- _OBJECTIVE_: Word for word, retype every entry in the listing.

- _DATA PROVIDED_:
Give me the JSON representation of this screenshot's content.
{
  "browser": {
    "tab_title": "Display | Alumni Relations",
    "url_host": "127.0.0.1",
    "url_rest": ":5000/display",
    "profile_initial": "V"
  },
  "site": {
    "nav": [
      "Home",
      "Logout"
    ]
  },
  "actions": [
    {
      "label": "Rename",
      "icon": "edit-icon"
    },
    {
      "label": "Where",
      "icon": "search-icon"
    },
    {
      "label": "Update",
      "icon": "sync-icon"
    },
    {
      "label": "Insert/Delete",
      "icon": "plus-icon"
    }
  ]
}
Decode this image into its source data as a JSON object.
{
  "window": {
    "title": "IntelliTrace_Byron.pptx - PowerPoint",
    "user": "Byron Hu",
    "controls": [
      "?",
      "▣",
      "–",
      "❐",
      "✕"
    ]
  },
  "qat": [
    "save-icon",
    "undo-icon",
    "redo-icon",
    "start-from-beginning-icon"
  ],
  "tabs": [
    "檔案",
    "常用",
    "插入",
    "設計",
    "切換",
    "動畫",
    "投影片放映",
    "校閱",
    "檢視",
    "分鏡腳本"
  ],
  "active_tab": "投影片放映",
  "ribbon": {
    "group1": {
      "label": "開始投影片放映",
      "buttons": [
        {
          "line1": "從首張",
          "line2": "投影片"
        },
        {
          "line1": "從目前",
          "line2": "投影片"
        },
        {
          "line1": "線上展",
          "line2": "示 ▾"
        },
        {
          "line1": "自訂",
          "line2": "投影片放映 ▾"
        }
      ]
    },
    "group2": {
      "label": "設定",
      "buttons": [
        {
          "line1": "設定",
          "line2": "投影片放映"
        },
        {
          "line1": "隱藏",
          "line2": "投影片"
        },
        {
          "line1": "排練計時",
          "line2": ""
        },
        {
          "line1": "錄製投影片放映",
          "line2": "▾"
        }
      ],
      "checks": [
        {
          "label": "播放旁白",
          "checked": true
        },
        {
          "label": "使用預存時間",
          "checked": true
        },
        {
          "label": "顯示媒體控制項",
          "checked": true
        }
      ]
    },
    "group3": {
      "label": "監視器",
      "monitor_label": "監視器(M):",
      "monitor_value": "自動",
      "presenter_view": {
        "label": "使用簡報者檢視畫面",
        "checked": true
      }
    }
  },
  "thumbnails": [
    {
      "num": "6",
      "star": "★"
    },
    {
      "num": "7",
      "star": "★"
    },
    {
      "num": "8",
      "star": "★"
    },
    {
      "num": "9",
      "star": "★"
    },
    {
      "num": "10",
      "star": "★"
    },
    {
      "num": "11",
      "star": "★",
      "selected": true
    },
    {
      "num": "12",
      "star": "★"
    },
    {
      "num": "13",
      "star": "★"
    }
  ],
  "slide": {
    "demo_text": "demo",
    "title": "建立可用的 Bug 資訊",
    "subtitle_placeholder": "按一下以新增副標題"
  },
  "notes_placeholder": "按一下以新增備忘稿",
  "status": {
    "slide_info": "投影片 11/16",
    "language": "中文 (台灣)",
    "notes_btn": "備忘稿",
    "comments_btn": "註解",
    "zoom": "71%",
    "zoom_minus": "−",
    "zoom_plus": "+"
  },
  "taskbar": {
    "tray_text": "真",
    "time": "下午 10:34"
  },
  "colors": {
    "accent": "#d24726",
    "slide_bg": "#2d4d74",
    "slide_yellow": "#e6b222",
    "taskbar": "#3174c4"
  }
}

- _IN RESPONSE_:
Give me the JSON representation of this screenshot's content.
{
  "browser": {
    "tab_title": "Display | Alumni Relations",
    "url_host": "127.0.0.1",
    "url_rest": ":5000/display",
    "profile_initial": "V"
  },
  "site": {
    "nav": [
      "Home",
      "Logout"
    ]
  },
  "actions": [
    {
      "label": "Rename",
      "icon": "edit-icon"
    },
    {
      "label": "Where",
      "icon": "search-icon"
    },
    {
      "label": "Update",
      "icon": "sync-icon"
    },
    {
      "label": "Insert/Delete",
      "icon": "plus-icon"
    }
  ]
}
Decode this image into its source data as a JSON object.
{
  "window": {
    "title": "IntelliTrace_Byron.pptx - PowerPoint",
    "user": "Byron Hu",
    "controls": [
      "?",
      "▣",
      "–",
      "❐",
      "✕"
    ]
  },
  "qat": [
    "save-icon",
    "undo-icon",
    "redo-icon",
    "start-from-beginning-icon"
  ],
  "tabs": [
    "檔案",
    "常用",
    "插入",
    "設計",
    "切換",
    "動畫",
    "投影片放映",
    "校閱",
    "檢視",
    "分鏡腳本"
  ],
  "active_tab": "投影片放映",
  "ribbon": {
    "group1": {
      "label": "開始投影片放映",
      "buttons": [
        {
          "line1": "從首張",
          "line2": "投影片"
        },
        {
          "line1": "從目前",
          "line2": "投影片"
        },
        {
          "line1": "線上展",
          "line2": "示 ▾"
        },
        {
          "line1": "自訂",
          "line2": "投影片放映 ▾"
        }
      ]
    },
    "group2": {
      "label": "設定",
      "buttons": [
        {
          "line1": "設定",
          "line2": "投影片放映"
        },
        {
          "line1": "隱藏",
          "line2": "投影片"
        },
        {
          "line1": "排練計時",
          "line2": ""
        },
        {
          "line1": "錄製投影片放映",
          "line2": "▾"
        }
      ],
      "checks": [
        {
          "label": "播放旁白",
          "checked": true
        },
        {
          "label": "使用預存時間",
          "checked": true
        },
        {
          "label": "顯示媒體控制項",
          "checked": true
        }
      ]
    },
    "group3": {
      "label": "監視器",
      "monitor_label": "監視器(M):",
      "monitor_value": "自動",
      "presenter_view": {
        "label": "使用簡報者檢視畫面",
        "checked": true
      }
    }
  },
  "thumbnails": [
    {
      "num": "6",
      "star": "★"
    },
    {
      "num": "7",
      "star": "★"
    },
    {
      "num": "8",
      "star": "★"
    },
    {
      "num": "9",
      "star": "★"
    },
    {
      "num": "10",
      "star": "★"
    },
    {
      "num": "11",
      "star": "★",
      "selected": true
    },
    {
      "num": "12",
      "star": "★"
    },
    {
      "num": "13",
      "star": "★"
    }
  ],
  "slide": {
    "demo_text": "demo",
    "title": "建立可用的 Bug 資訊",
    "subtitle_placeholder": "按一下以新增副標題"
  },
  "notes_placeholder": "按一下以新增備忘稿",
  "status": {
    "slide_info": "投影片 11/16",
    "language": "中文 (台灣)",
    "notes_btn": "備忘稿",
    "comments_btn": "註解",
    "zoom": "71%",
    "zoom_minus": "−",
    "zoom_plus": "+"
  },
  "taskbar": {
    "tray_text": "真",
    "time": "下午 10:34"
  },
  "colors": {
    "accent": "#d24726",
    "slide_bg": "#2d4d74",
    "slide_yellow": "#e6b222",
    "taskbar": "#3174c4"
  }
}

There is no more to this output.